Over the weekend, he could have gone to watch his beloved Shildon knock Ashington of Charlton legend out of the FA Cup, but chose instead to travel to Crook, where he arrived just in time for the visitors’ first-minute opener.

But it wasn’t just the opening round of the world’s oldest cup competition nor the pies which had piqued Mike’s interest. The stand at Millfield is one of the few surviving ones of its kind in the UK – and, therefore, the world.

As Mike writes: “It’s also a chance to enquire if anything’s yet in place to mark the centenary of that magnificent and much-loved old stand, costing £1,300, seating 500 and opened by the Hon Joseph Pease on October 17, 1925 ahead of a league game against Bishop Auckland”.

“You’d be the first to know”, he is assured by Crook chairman, Chris MacDonald.

On a sunny Saturday in August, the historic stand shines. There’s new fencing and welcome new hard-standing – but otherwise no balloons or bunting, just another 90 minutes in a century of service.

MacDonald insists that there’ll be a celebration – “We’re just waiting to hear from the council” – and that they’re also planning to mark the golden jubilee of Crook’s incredible tour to India in 1976.

———

# Work task A:
List every person named in the passage on the Millfield stand.
# Work task B:
Retype everything in the passage on the Millfield stand from "On a sunny Saturday" down to "India in 1976.".
# Work task C:
According to the passage on the Millfield stand, how much did the stand cost?

———

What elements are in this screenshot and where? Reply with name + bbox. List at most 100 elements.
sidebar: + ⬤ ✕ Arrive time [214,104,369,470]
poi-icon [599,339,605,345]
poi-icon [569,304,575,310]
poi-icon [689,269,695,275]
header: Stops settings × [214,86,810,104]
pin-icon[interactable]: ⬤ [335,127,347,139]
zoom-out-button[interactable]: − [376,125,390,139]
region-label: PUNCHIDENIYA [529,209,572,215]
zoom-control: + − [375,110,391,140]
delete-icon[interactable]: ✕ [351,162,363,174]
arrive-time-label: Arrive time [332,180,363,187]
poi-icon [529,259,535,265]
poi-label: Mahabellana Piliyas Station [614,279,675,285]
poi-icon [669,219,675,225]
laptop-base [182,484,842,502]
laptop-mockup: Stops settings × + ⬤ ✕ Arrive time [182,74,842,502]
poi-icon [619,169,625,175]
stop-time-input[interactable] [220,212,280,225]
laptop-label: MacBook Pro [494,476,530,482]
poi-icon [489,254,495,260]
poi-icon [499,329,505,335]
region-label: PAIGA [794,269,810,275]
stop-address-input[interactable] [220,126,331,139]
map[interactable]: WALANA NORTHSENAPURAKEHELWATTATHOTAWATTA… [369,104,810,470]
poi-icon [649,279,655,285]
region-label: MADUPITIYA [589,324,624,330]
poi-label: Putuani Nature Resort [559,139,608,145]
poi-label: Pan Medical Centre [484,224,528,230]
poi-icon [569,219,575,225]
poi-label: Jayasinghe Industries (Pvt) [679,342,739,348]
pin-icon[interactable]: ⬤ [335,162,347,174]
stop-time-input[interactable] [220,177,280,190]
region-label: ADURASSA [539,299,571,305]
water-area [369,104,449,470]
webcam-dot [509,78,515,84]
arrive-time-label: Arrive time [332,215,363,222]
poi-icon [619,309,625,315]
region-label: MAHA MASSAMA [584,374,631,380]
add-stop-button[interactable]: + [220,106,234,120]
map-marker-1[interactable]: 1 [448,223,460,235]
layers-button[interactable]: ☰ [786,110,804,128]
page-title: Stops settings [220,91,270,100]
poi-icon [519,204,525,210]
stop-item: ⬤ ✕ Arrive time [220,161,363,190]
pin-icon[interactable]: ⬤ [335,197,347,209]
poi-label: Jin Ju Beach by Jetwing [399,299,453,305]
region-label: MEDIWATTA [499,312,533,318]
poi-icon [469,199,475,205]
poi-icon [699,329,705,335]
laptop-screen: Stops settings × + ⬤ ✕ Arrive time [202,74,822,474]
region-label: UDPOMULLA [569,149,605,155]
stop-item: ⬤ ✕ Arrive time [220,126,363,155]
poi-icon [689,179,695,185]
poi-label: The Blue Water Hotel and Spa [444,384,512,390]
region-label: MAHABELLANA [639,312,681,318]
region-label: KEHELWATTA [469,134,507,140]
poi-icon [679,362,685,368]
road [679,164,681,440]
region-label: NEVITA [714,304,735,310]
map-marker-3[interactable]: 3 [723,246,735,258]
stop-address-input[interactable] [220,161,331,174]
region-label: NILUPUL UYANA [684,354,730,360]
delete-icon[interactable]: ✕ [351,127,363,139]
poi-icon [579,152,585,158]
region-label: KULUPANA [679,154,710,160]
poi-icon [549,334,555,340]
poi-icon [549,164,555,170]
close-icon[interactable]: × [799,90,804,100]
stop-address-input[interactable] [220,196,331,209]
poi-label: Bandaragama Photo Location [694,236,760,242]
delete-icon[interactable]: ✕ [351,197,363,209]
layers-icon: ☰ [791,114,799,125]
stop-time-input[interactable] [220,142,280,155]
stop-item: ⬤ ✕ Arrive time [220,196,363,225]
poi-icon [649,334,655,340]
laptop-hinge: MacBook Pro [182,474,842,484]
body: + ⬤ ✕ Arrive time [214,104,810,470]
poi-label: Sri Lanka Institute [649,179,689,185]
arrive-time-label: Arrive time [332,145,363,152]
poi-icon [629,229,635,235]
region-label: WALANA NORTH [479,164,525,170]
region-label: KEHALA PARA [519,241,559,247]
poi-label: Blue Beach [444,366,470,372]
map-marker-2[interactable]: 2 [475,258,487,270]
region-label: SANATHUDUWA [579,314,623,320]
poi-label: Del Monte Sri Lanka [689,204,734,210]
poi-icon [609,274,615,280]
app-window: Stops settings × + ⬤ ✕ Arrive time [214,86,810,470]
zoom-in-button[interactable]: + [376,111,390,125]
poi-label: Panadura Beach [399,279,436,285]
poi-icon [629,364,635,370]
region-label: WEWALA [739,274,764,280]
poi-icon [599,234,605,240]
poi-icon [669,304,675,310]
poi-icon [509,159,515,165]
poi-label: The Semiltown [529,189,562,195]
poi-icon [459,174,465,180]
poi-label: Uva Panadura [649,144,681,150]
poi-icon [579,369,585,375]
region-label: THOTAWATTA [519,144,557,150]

———

# Expected answer A:
Mike
the Hon Joseph Pease
Chris MacDonald

# Expected answer B:
On a sunny Saturday in August, the historic stand shines. There’s new fencing and welcome new hard-standing – but otherwise no balloons or bunting, just another 90 minutes in a century of service.

MacDonald insists that there’ll be a celebration – “We’re just waiting to hear from the council” – and that they’re also planning to mark the golden jubilee of Crook’s incredible tour to India in 1976.

# Expected answer C:
£1,300